What to work on - Every entry that follows needs to be repeated exactly.

·····

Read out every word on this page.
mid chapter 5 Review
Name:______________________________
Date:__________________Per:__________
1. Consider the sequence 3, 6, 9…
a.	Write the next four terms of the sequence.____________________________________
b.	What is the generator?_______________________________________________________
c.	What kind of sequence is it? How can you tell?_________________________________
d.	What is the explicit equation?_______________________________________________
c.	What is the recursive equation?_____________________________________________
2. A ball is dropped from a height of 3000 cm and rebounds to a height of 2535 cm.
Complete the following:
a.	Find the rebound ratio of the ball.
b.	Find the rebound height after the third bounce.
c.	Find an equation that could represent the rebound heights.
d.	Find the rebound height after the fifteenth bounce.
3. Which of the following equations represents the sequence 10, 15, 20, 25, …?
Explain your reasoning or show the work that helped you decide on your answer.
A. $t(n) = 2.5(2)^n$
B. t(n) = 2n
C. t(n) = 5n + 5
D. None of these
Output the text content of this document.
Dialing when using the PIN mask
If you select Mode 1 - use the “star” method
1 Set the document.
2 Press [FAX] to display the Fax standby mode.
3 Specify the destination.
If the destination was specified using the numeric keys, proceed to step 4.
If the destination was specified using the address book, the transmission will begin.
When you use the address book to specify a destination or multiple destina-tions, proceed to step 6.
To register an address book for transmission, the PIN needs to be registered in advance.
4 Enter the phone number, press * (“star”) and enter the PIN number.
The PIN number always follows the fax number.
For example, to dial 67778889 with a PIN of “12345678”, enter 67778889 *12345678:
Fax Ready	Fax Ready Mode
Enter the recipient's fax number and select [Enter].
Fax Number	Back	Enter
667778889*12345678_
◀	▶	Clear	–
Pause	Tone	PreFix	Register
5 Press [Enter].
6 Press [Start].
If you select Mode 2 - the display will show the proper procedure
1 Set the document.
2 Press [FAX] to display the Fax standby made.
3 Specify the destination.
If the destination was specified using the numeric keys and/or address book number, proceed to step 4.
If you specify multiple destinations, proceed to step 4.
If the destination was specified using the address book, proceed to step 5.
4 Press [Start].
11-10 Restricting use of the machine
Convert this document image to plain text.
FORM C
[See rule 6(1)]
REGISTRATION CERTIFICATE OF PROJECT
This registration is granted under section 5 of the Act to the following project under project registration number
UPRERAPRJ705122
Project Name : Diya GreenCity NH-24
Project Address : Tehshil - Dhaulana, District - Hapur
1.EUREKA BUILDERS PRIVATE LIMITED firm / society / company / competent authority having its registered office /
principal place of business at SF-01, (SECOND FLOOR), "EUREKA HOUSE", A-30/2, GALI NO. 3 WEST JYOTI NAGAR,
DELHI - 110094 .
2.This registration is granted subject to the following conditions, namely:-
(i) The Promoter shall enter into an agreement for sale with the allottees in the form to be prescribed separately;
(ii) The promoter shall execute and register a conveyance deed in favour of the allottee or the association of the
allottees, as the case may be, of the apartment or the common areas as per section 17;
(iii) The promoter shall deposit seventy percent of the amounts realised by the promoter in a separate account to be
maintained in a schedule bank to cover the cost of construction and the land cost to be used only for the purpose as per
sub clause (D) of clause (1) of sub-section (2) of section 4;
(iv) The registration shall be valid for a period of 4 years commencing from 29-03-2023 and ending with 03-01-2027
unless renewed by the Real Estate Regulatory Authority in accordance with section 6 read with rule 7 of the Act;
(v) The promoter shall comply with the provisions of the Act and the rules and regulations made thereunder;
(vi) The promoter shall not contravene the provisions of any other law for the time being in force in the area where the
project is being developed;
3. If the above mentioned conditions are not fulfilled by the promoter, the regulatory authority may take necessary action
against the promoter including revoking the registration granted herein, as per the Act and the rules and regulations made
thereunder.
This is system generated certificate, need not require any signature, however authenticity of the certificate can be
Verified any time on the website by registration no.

·····

Answer to the task -
Read out every word on this page.
mid chapter 5 Review
Name:______________________________
Date:__________________Per:__________
1. Consider the sequence 3, 6, 9…
a.	Write the next four terms of the sequence.____________________________________
b.	What is the generator?_______________________________________________________
c.	What kind of sequence is it? How can you tell?_________________________________
d.	What is the explicit equation?_______________________________________________
c.	What is the recursive equation?_____________________________________________
2. A ball is dropped from a height of 3000 cm and rebounds to a height of 2535 cm.
Complete the following:
a.	Find the rebound ratio of the ball.
b.	Find the rebound height after the third bounce.
c.	Find an equation that could represent the rebound heights.
d.	Find the rebound height after the fifteenth bounce.
3. Which of the following equations represents the sequence 10, 15, 20, 25, …?
Explain your reasoning or show the work that helped you decide on your answer.
A. $t(n) = 2.5(2)^n$
B. t(n) = 2n
C. t(n) = 5n + 5
D. None of these
Output the text content of this document.
Dialing when using the PIN mask
If you select Mode 1 - use the “star” method
1 Set the document.
2 Press [FAX] to display the Fax standby mode.
3 Specify the destination.
If the destination was specified using the numeric keys, proceed to step 4.
If the destination was specified using the address book, the transmission will begin.
When you use the address book to specify a destination or multiple destina-tions, proceed to step 6.
To register an address book for transmission, the PIN needs to be registered in advance.
4 Enter the phone number, press * (“star”) and enter the PIN number.
The PIN number always follows the fax number.
For example, to dial 67778889 with a PIN of “12345678”, enter 67778889 *12345678:
Fax Ready	Fax Ready Mode
Enter the recipient's fax number and select [Enter].
Fax Number	Back	Enter
667778889*12345678_
◀	▶	Clear	–
Pause	Tone	PreFix	Register
5 Press [Enter].
6 Press [Start].
If you select Mode 2 - the display will show the proper procedure
1 Set the document.
2 Press [FAX] to display the Fax standby made.
3 Specify the destination.
If the destination was specified using the numeric keys and/or address book number, proceed to step 4.
If you specify multiple destinations, proceed to step 4.
If the destination was specified using the address book, proceed to step 5.
4 Press [Start].
11-10 Restricting use of the machine
Convert this document image to plain text.
FORM C
[See rule 6(1)]
REGISTRATION CERTIFICATE OF PROJECT
This registration is granted under section 5 of the Act to the following project under project registration number
UPRERAPRJ705122
Project Name : Diya GreenCity NH-24
Project Address : Tehshil - Dhaulana, District - Hapur
1.EUREKA BUILDERS PRIVATE LIMITED firm / society / company / competent authority having its registered office /
principal place of business at SF-01, (SECOND FLOOR), "EUREKA HOUSE", A-30/2, GALI NO. 3 WEST JYOTI NAGAR,
DELHI - 110094 .
2.This registration is granted subject to the following conditions, namely:-
(i) The Promoter shall enter into an agreement for sale with the allottees in the form to be prescribed separately;
(ii) The promoter shall execute and register a conveyance deed in favour of the allottee or the association of the
allottees, as the case may be, of the apartment or the common areas as per section 17;
(iii) The promoter shall deposit seventy percent of the amounts realised by the promoter in a separate account to be
maintained in a schedule bank to cover the cost of construction and the land cost to be used only for the purpose as per
sub clause (D) of clause (1) of sub-section (2) of section 4;
(iv) The registration shall be valid for a period of 4 years commencing from 29-03-2023 and ending with 03-01-2027
unless renewed by the Real Estate Regulatory Authority in accordance with section 6 read with rule 7 of the Act;
(v) The promoter shall comply with the provisions of the Act and the rules and regulations made thereunder;
(vi) The promoter shall not contravene the provisions of any other law for the time being in force in the area where the
project is being developed;
3. If the above mentioned conditions are not fulfilled by the promoter, the regulatory authority may take necessary action
against the promoter including revoking the registration granted herein, as per the Act and the rules and regulations made
thereunder.
This is system generated certificate, need not require any signature, however authenticity of the certificate can be
Verified any time on the website by registration no.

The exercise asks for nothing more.